Where does the string "Sentences" appear in the records? Copy every line that contains it.

-- start Material provided --

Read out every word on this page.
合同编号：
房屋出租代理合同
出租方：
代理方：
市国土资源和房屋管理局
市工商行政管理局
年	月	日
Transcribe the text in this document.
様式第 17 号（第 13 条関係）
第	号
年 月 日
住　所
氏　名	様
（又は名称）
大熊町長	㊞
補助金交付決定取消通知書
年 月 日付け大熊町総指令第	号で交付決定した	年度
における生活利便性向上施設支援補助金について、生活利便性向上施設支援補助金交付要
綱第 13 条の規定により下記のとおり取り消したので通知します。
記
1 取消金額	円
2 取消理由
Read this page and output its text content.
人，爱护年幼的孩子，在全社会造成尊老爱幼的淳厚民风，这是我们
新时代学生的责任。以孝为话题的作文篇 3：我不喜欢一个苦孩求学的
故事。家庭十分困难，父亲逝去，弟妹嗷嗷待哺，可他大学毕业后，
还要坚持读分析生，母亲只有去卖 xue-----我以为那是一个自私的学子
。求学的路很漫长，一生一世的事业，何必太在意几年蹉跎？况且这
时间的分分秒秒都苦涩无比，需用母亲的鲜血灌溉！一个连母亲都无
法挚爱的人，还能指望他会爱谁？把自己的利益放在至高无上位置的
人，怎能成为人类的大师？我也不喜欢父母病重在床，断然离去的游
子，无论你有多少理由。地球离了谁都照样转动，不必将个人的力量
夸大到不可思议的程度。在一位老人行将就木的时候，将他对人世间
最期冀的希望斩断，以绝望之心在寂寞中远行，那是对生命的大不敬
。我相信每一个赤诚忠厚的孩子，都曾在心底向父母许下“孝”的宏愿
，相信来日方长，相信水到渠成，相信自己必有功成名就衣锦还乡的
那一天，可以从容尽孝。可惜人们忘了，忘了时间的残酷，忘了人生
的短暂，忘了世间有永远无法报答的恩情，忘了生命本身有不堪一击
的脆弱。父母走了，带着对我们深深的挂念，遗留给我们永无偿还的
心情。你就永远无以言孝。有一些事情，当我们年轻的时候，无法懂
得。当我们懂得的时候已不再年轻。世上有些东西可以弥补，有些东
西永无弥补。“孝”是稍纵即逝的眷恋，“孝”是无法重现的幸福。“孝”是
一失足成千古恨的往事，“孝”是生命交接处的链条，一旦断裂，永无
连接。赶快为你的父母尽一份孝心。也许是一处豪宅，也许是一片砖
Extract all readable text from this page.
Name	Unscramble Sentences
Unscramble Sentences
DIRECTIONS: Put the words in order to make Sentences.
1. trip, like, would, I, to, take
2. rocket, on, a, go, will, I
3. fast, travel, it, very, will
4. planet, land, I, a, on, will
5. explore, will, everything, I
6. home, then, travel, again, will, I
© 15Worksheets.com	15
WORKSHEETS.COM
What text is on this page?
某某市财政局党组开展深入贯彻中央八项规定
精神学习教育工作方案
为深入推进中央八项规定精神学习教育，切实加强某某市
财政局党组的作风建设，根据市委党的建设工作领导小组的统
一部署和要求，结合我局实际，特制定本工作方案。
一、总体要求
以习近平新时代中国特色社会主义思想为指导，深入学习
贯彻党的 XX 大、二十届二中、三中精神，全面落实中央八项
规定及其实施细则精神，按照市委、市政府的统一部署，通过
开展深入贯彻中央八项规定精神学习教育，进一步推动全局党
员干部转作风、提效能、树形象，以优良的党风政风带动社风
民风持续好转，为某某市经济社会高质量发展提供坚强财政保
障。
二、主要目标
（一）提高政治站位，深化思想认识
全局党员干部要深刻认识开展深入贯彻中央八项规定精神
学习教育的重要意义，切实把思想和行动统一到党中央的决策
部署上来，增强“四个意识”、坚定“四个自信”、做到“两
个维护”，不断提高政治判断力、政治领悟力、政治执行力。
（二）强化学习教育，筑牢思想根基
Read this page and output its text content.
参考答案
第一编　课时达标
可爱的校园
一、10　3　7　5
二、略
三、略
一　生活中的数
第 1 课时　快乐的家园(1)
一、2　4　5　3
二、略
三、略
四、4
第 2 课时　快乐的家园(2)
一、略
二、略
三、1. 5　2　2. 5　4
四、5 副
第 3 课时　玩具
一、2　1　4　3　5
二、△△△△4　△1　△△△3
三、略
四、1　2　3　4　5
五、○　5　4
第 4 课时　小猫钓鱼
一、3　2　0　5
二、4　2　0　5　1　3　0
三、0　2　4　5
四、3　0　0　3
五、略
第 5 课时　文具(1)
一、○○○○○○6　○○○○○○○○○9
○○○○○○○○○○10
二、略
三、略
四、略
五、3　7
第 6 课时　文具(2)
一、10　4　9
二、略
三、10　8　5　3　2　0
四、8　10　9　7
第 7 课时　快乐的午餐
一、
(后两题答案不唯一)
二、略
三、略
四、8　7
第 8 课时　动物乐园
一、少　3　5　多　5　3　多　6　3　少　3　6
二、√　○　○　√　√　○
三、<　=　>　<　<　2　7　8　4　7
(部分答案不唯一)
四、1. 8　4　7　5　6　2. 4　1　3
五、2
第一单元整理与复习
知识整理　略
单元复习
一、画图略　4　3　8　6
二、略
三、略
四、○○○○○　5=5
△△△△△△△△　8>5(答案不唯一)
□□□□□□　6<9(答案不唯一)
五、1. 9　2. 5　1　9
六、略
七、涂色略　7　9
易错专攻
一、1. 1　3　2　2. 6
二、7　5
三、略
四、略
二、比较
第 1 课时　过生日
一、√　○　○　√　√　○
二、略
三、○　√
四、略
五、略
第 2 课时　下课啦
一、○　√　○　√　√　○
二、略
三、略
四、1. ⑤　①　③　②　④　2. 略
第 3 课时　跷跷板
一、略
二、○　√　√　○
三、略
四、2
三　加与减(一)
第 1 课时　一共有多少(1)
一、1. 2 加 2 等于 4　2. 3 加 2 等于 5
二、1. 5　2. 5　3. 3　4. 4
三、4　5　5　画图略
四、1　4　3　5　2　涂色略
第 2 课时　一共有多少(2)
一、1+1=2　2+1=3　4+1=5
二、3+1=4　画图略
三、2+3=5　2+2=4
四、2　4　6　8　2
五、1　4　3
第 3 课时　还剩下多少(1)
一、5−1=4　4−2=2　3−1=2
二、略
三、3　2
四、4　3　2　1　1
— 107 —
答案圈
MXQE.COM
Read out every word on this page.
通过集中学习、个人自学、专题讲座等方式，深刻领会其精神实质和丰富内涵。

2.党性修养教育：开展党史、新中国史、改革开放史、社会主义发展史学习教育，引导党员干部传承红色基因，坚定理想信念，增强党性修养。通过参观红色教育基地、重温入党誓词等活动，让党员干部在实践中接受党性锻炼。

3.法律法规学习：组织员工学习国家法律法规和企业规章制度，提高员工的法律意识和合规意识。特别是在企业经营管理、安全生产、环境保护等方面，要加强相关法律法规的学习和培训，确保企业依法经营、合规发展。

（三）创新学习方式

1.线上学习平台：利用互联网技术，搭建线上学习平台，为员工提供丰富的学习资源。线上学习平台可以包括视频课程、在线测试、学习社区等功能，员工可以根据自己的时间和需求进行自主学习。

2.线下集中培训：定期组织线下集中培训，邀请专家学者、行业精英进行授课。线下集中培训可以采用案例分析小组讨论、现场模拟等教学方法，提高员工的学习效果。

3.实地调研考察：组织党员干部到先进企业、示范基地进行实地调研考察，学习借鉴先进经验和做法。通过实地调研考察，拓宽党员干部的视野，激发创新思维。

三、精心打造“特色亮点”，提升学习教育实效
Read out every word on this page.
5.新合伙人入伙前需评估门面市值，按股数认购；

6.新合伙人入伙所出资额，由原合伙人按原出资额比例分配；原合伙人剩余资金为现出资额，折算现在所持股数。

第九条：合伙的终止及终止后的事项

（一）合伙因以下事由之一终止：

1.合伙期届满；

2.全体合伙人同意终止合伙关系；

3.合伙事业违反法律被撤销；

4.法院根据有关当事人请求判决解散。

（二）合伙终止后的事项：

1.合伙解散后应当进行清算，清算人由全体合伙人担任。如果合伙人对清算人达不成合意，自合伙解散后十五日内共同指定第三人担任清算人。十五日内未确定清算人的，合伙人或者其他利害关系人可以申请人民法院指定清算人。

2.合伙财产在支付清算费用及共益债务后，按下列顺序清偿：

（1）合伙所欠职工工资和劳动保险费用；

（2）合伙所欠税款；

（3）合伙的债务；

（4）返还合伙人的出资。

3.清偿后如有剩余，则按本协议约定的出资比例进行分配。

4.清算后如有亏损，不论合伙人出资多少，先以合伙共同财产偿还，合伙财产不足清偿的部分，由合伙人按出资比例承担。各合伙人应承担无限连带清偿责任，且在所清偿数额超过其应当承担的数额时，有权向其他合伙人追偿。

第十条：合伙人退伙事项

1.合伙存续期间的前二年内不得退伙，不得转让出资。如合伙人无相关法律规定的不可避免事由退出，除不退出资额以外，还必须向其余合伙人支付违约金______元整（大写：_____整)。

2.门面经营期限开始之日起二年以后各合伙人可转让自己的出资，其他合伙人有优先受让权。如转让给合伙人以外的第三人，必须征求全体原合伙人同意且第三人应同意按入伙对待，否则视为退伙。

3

-- end Material provided --

--- Final result ---
Name	Unscramble Sentences
Unscramble Sentences
DIRECTIONS: Put the words in order to make Sentences.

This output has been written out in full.